GOAL OF THE EXERCISE:
Copy, in full, each line of the material that holds the word "page".

Collection entries
━━━━━━━━━━━━━━━━

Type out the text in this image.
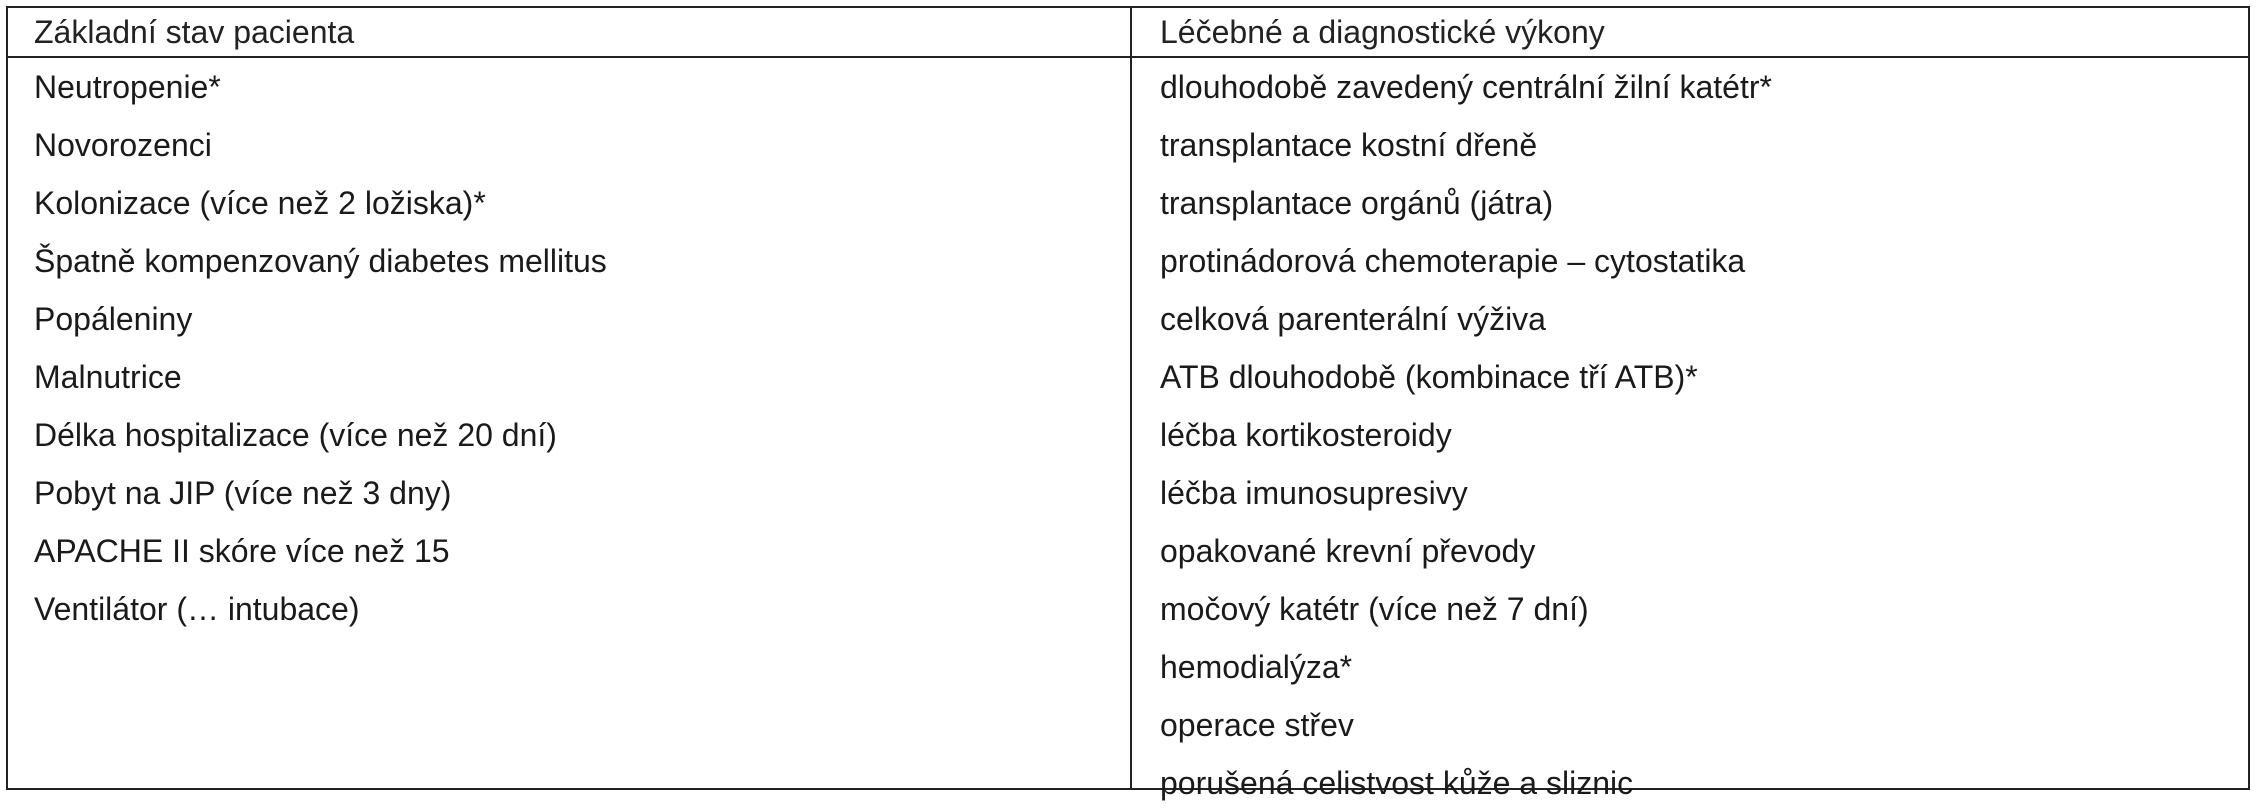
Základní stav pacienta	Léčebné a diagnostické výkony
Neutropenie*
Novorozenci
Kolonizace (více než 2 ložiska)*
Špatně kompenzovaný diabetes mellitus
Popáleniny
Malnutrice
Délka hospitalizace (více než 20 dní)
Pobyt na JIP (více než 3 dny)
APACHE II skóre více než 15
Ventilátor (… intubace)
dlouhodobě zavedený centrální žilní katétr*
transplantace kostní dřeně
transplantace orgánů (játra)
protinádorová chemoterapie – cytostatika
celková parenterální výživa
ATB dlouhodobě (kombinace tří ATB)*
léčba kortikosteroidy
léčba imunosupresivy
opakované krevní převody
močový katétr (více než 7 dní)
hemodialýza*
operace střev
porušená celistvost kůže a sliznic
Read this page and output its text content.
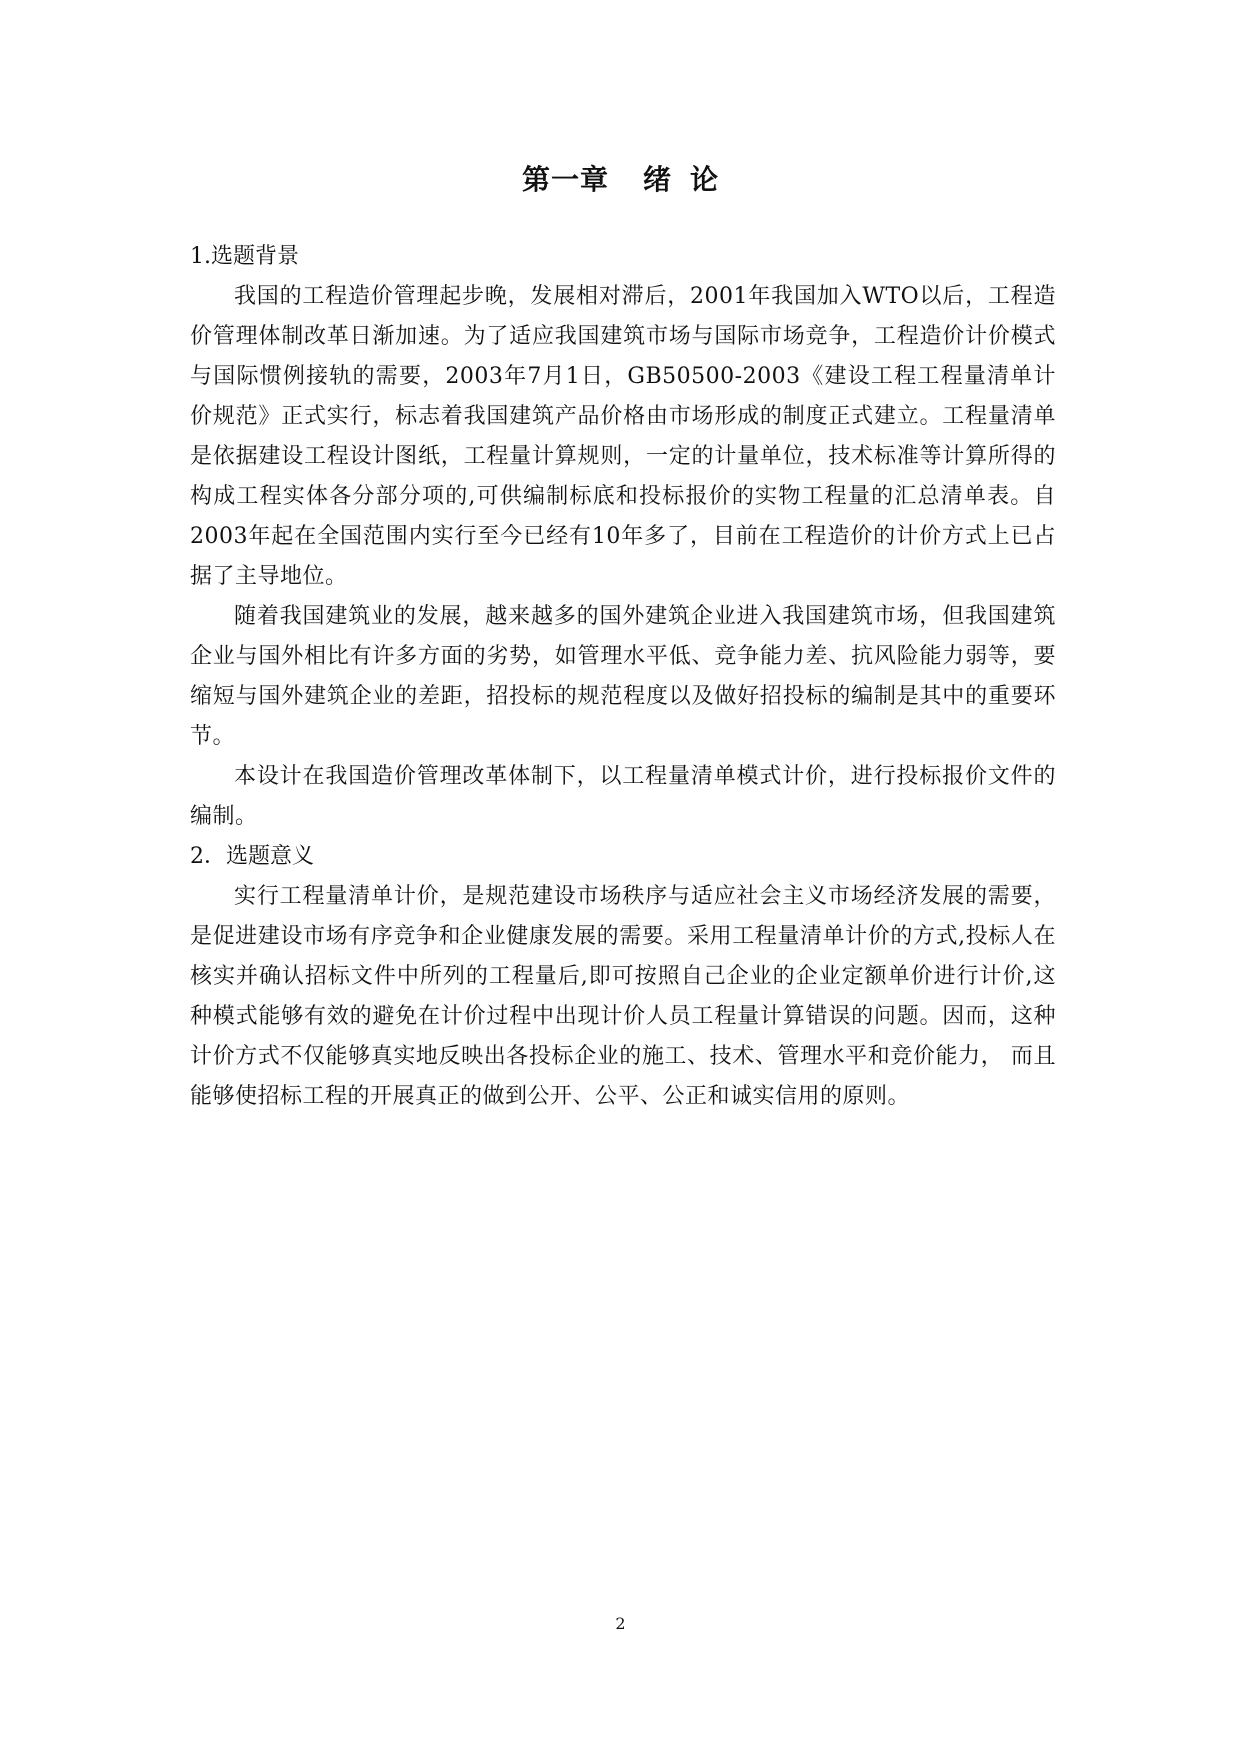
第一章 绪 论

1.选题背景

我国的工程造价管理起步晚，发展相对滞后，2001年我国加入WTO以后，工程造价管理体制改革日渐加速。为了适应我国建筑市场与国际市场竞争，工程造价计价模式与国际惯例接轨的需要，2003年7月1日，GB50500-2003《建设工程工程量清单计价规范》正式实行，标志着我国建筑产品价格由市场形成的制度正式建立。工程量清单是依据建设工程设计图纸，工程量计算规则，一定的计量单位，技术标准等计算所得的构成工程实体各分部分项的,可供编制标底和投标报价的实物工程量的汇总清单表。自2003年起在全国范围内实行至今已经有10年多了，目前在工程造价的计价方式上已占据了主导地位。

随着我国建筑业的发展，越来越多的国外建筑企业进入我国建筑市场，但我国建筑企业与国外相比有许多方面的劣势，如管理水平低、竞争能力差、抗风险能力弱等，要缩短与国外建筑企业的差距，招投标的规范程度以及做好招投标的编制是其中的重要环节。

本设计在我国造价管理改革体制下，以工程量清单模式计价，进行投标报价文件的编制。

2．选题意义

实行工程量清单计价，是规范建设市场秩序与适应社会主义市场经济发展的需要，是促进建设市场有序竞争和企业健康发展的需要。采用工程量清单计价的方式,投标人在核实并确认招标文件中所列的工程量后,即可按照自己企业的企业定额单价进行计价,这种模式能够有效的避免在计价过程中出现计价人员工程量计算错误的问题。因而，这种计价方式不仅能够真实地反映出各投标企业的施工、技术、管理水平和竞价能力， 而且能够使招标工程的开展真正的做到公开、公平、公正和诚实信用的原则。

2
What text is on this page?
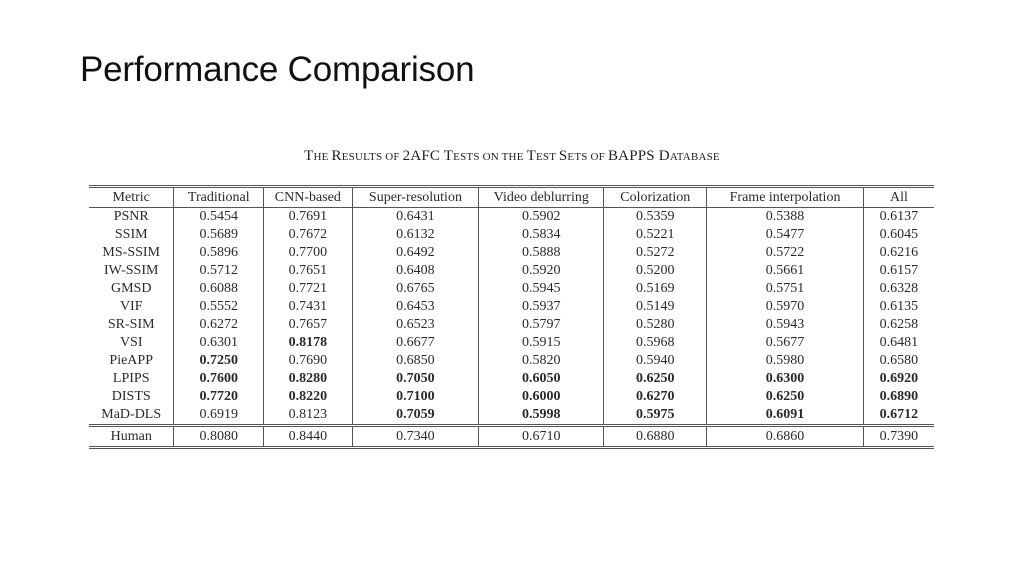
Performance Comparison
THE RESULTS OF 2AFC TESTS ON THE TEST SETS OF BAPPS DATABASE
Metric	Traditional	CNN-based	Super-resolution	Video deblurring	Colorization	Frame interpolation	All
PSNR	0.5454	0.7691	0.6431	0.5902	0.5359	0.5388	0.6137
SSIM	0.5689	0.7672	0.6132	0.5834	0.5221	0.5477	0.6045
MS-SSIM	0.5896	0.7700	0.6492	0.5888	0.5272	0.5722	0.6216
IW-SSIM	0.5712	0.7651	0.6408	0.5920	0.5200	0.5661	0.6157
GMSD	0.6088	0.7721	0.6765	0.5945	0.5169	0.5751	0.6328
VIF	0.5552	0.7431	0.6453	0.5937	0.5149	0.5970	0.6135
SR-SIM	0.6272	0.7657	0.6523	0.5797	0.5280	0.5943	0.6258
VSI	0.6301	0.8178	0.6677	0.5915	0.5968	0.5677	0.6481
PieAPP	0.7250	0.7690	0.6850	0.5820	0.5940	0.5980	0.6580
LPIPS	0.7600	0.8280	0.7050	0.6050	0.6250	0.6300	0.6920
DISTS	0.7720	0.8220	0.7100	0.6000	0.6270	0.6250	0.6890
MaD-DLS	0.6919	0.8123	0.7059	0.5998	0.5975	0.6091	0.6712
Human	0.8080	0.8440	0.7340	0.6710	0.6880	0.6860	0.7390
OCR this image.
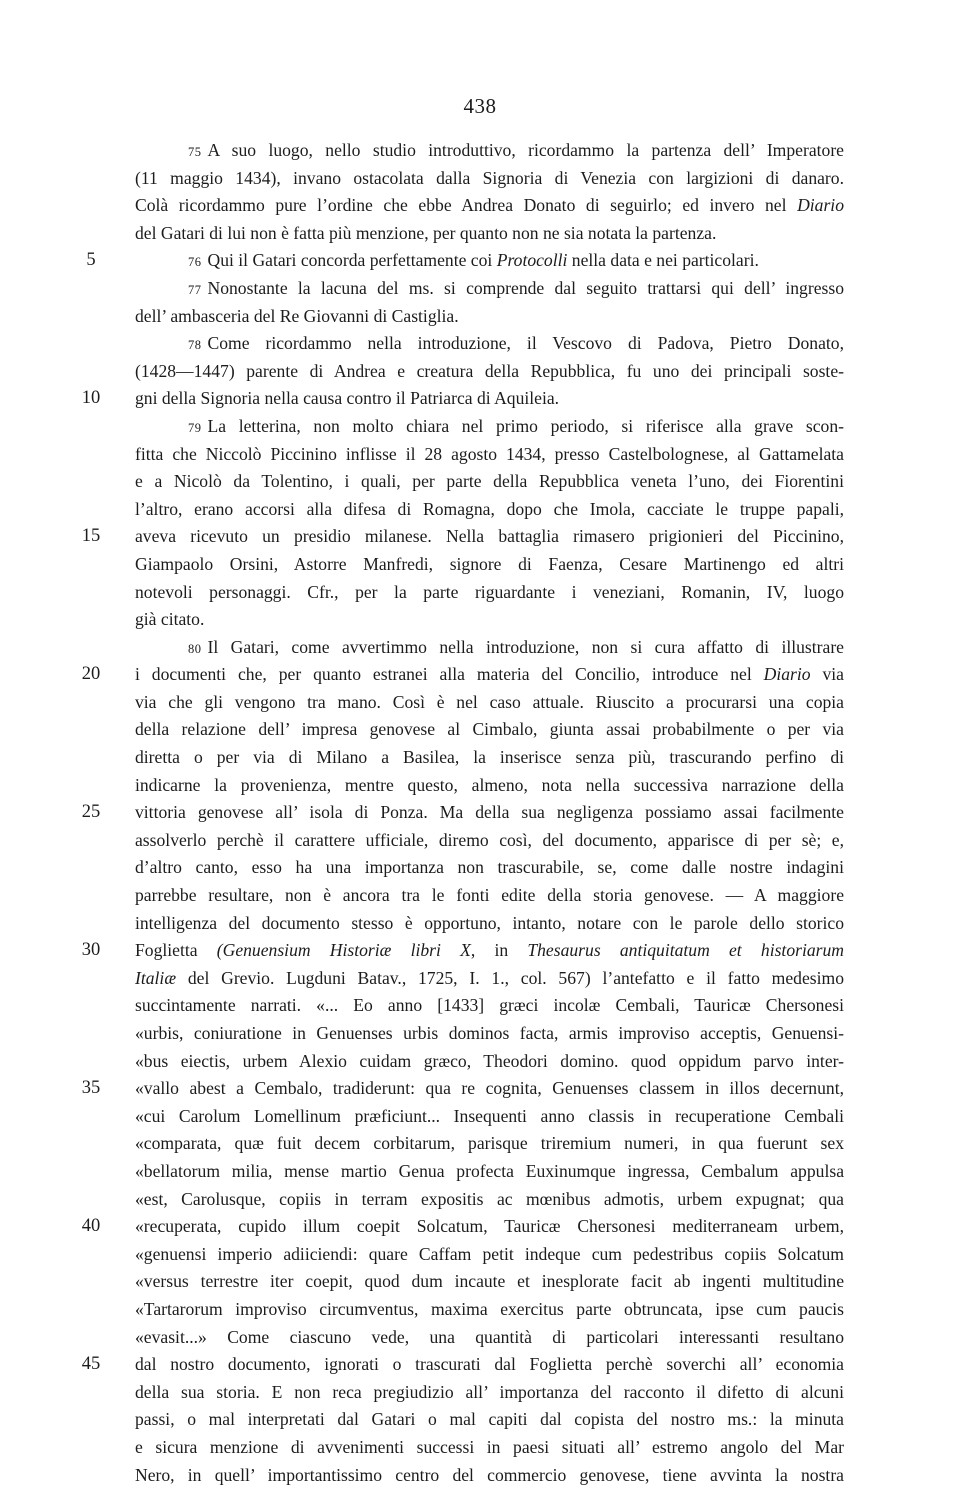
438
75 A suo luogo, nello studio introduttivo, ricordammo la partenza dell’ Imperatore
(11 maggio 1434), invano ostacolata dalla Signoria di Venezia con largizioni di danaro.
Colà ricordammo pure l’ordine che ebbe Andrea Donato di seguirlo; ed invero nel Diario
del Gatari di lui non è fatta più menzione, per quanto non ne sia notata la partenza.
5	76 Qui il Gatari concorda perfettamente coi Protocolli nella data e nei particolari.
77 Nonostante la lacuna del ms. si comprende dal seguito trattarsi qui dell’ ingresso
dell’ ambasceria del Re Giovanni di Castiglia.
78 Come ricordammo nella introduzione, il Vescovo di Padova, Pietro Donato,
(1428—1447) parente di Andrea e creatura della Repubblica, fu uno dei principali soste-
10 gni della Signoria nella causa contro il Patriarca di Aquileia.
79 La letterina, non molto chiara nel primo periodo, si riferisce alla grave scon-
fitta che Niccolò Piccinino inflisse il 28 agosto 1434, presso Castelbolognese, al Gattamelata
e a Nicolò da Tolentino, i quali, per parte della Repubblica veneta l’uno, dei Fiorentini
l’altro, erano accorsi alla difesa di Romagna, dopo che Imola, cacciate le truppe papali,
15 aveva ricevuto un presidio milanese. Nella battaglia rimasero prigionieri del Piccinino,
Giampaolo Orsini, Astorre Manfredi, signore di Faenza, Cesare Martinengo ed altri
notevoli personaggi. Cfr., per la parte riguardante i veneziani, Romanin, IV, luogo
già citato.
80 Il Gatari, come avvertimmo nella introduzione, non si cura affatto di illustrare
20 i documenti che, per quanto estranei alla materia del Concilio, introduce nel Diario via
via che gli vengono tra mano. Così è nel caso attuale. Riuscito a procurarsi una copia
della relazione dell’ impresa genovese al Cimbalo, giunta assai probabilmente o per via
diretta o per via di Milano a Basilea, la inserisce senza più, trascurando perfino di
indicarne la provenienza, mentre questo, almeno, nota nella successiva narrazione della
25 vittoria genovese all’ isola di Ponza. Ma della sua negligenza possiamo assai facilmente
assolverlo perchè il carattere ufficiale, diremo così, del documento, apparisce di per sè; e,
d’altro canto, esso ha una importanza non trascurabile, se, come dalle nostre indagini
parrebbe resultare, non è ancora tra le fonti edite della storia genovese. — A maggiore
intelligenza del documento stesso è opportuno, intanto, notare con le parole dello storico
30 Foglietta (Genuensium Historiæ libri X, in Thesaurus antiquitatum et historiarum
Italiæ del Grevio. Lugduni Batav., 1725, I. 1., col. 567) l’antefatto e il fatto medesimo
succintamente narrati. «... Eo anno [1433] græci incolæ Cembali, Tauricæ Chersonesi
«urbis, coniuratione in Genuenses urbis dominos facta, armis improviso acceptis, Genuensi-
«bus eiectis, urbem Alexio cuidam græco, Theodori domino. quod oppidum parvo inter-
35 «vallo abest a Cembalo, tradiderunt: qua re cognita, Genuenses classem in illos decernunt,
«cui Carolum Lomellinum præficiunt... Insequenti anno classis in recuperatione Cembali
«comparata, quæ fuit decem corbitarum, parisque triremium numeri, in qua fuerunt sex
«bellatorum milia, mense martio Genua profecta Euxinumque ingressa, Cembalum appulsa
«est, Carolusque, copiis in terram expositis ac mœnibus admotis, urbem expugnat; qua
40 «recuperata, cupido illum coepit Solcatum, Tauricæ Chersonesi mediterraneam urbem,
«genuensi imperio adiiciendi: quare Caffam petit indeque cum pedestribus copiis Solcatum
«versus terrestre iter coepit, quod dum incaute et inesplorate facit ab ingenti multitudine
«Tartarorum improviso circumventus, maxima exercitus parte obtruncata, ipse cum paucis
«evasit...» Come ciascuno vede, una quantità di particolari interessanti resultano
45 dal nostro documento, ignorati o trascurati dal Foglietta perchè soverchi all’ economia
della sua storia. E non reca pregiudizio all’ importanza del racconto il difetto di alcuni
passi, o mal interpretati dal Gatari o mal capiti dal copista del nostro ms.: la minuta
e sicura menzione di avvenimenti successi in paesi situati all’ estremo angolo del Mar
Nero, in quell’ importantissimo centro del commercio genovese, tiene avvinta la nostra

━━━━━━━━━━━━━━━━

TASK OUTPUT:
Read this page and output its text content.
What text is on this page?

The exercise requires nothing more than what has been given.